(Records from a data source)
——

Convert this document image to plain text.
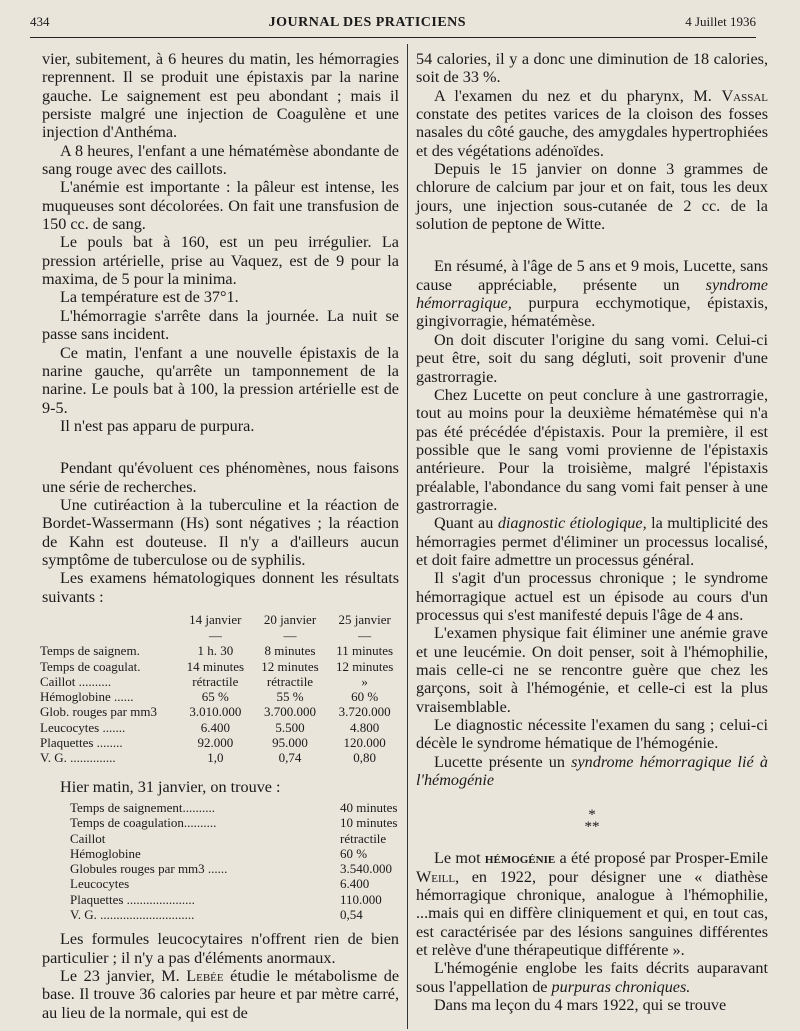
434	JOURNAL DES PRATICIENS	4 Juillet 1936

vier, subitement, à 6 heures du matin, les hémorragies reprennent. Il se produit une épistaxis par la narine gauche. Le saignement est peu abondant ; mais il persiste malgré une injection de Coagulène et une injection d'Anthéma.

A 8 heures, l'enfant a une hématémèse abondante de sang rouge avec des caillots.

L'anémie est importante : la pâleur est intense, les muqueuses sont décolorées. On fait une transfusion de 150 cc. de sang.

Le pouls bat à 160, est un peu irrégulier. La pression artérielle, prise au Vaquez, est de 9 pour la maxima, de 5 pour la minima.

La température est de 37°1.

L'hémorragie s'arrête dans la journée. La nuit se passe sans incident.

Ce matin, l'enfant a une nouvelle épistaxis de la narine gauche, qu'arrête un tamponnement de la narine. Le pouls bat à 100, la pression artérielle est de 9-5.

Il n'est pas apparu de purpura.

Pendant qu'évoluent ces phénomènes, nous faisons une série de recherches.

Une cutiréaction à la tuberculine et la réaction de Bordet-Wassermann (Hs) sont négatives ; la réaction de Kahn est douteuse. Il n'y a d'ailleurs aucun symptôme de tuberculose ou de syphilis.

Les examens hématologiques donnent les résultats suivants :

	14 janvier	20 janvier	25 janvier
	—	—	—
Temps de saignem.	1 h. 30	8 minutes	11 minutes
Temps de coagulat.	14 minutes	12 minutes	12 minutes
Caillot ..........	rétractile	rétractile	»
Hémoglobine ......	65 %	55 %	60 %
Glob. rouges par mm3	3.010.000	3.700.000	3.720.000
Leucocytes .......	6.400	5.500	4.800
Plaquettes ........	92.000	95.000	120.000
V. G. ..............	1,0	0,74	0,80

Hier matin, 31 janvier, on trouve :

Temps de saignement..........	40 minutes
Temps de coagulation..........	10 minutes
Caillot	rétractile
Hémoglobine	60 %
Globules rouges par mm3 ......	3.540.000
Leucocytes	6.400
Plaquettes .....................	110.000
V. G. .............................	0,54

Les formules leucocytaires n'offrent rien de bien particulier ; il n'y a pas d'éléments anormaux.

Le 23 janvier, M. Lebée étudie le métabolisme de base. Il trouve 36 calories par heure et par mètre carré, au lieu de la normale, qui est de

54 calories, il y a donc une diminution de 18 calories, soit de 33 %.

A l'examen du nez et du pharynx, M. Vassal constate des petites varices de la cloison des fosses nasales du côté gauche, des amygdales hypertrophiées et des végétations adénoïdes.

Depuis le 15 janvier on donne 3 grammes de chlorure de calcium par jour et on fait, tous les deux jours, une injection sous-cutanée de 2 cc. de la solution de peptone de Witte.

En résumé, à l'âge de 5 ans et 9 mois, Lucette, sans cause appréciable, présente un syndrome hémorragique, purpura ecchymotique, épistaxis, gingivorragie, hématémèse.

On doit discuter l'origine du sang vomi. Celui-ci peut être, soit du sang dégluti, soit provenir d'une gastrorragie.

Chez Lucette on peut conclure à une gastrorragie, tout au moins pour la deuxième hématémèse qui n'a pas été précédée d'épistaxis. Pour la première, il est possible que le sang vomi provienne de l'épistaxis antérieure. Pour la troisième, malgré l'épistaxis préalable, l'abondance du sang vomi fait penser à une gastrorragie.

Quant au diagnostic étiologique, la multiplicité des hémorragies permet d'éliminer un processus localisé, et doit faire admettre un processus général.

Il s'agit d'un processus chronique ; le syndrome hémorragique actuel est un épisode au cours d'un processus qui s'est manifesté depuis l'âge de 4 ans.

L'examen physique fait éliminer une anémie grave et une leucémie. On doit penser, soit à l'hémophilie, mais celle-ci ne se rencontre guère que chez les garçons, soit à l'hémogénie, et celle-ci est la plus vraisemblable.

Le diagnostic nécessite l'examen du sang ; celui-ci décèle le syndrome hématique de l'hémogénie.

Lucette présente un syndrome hémorragique lié à l'hémogénie

*
**

Le mot hémogénie a été proposé par Prosper-Emile Weill, en 1922, pour désigner une « diathèse hémorragique chronique, analogue à l'hémophilie, ...mais qui en diffère cliniquement et qui, en tout cas, est caractérisée par des lésions sanguines différentes et relève d'une thérapeutique différente ».

L'hémogénie englobe les faits décrits auparavant sous l'appellation de purpuras chroniques.

Dans ma leçon du 4 mars 1922, qui se trouve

——

» TASK OBJECTIVE
Your copy of the data should match it exactly, except that pictures are left out.

» RESPONSE TO THIS EXERCISE
Convert this document image to plain text.
434	JOURNAL DES PRATICIENS	4 Juillet 1936

vier, subitement, à 6 heures du matin, les hémorragies reprennent. Il se produit une épistaxis par la narine gauche. Le saignement est peu abondant ; mais il persiste malgré une injection de Coagulène et une injection d'Anthéma.

A 8 heures, l'enfant a une hématémèse abondante de sang rouge avec des caillots.

L'anémie est importante : la pâleur est intense, les muqueuses sont décolorées. On fait une transfusion de 150 cc. de sang.

Le pouls bat à 160, est un peu irrégulier. La pression artérielle, prise au Vaquez, est de 9 pour la maxima, de 5 pour la minima.

La température est de 37°1.

L'hémorragie s'arrête dans la journée. La nuit se passe sans incident.

Ce matin, l'enfant a une nouvelle épistaxis de la narine gauche, qu'arrête un tamponnement de la narine. Le pouls bat à 100, la pression artérielle est de 9-5.

Il n'est pas apparu de purpura.

Pendant qu'évoluent ces phénomènes, nous faisons une série de recherches.

Une cutiréaction à la tuberculine et la réaction de Bordet-Wassermann (Hs) sont négatives ; la réaction de Kahn est douteuse. Il n'y a d'ailleurs aucun symptôme de tuberculose ou de syphilis.

Les examens hématologiques donnent les résultats suivants :

	14 janvier	20 janvier	25 janvier
	—	—	—
Temps de saignem.	1 h. 30	8 minutes	11 minutes
Temps de coagulat.	14 minutes	12 minutes	12 minutes
Caillot ..........	rétractile	rétractile	»
Hémoglobine ......	65 %	55 %	60 %
Glob. rouges par mm3	3.010.000	3.700.000	3.720.000
Leucocytes .......	6.400	5.500	4.800
Plaquettes ........	92.000	95.000	120.000
V. G. ..............	1,0	0,74	0,80

Hier matin, 31 janvier, on trouve :

Temps de saignement..........	40 minutes
Temps de coagulation..........	10 minutes
Caillot	rétractile
Hémoglobine	60 %
Globules rouges par mm3 ......	3.540.000
Leucocytes	6.400
Plaquettes .....................	110.000
V. G. .............................	0,54

Les formules leucocytaires n'offrent rien de bien particulier ; il n'y a pas d'éléments anormaux.

Le 23 janvier, M. Lebée étudie le métabolisme de base. Il trouve 36 calories par heure et par mètre carré, au lieu de la normale, qui est de

54 calories, il y a donc une diminution de 18 calories, soit de 33 %.

A l'examen du nez et du pharynx, M. Vassal constate des petites varices de la cloison des fosses nasales du côté gauche, des amygdales hypertrophiées et des végétations adénoïdes.

Depuis le 15 janvier on donne 3 grammes de chlorure de calcium par jour et on fait, tous les deux jours, une injection sous-cutanée de 2 cc. de la solution de peptone de Witte.

En résumé, à l'âge de 5 ans et 9 mois, Lucette, sans cause appréciable, présente un syndrome hémorragique, purpura ecchymotique, épistaxis, gingivorragie, hématémèse.

On doit discuter l'origine du sang vomi. Celui-ci peut être, soit du sang dégluti, soit provenir d'une gastrorragie.

Chez Lucette on peut conclure à une gastrorragie, tout au moins pour la deuxième hématémèse qui n'a pas été précédée d'épistaxis. Pour la première, il est possible que le sang vomi provienne de l'épistaxis antérieure. Pour la troisième, malgré l'épistaxis préalable, l'abondance du sang vomi fait penser à une gastrorragie.

Quant au diagnostic étiologique, la multiplicité des hémorragies permet d'éliminer un processus localisé, et doit faire admettre un processus général.

Il s'agit d'un processus chronique ; le syndrome hémorragique actuel est un épisode au cours d'un processus qui s'est manifesté depuis l'âge de 4 ans.

L'examen physique fait éliminer une anémie grave et une leucémie. On doit penser, soit à l'hémophilie, mais celle-ci ne se rencontre guère que chez les garçons, soit à l'hémogénie, et celle-ci est la plus vraisemblable.

Le diagnostic nécessite l'examen du sang ; celui-ci décèle le syndrome hématique de l'hémogénie.

Lucette présente un syndrome hémorragique lié à l'hémogénie

*
**

Le mot hémogénie a été proposé par Prosper-Emile Weill, en 1922, pour désigner une « diathèse hémorragique chronique, analogue à l'hémophilie, ...mais qui en diffère cliniquement et qui, en tout cas, est caractérisée par des lésions sanguines différentes et relève d'une thérapeutique différente ».

L'hémogénie englobe les faits décrits auparavant sous l'appellation de purpuras chroniques.

Dans ma leçon du 4 mars 1922, qui se trouve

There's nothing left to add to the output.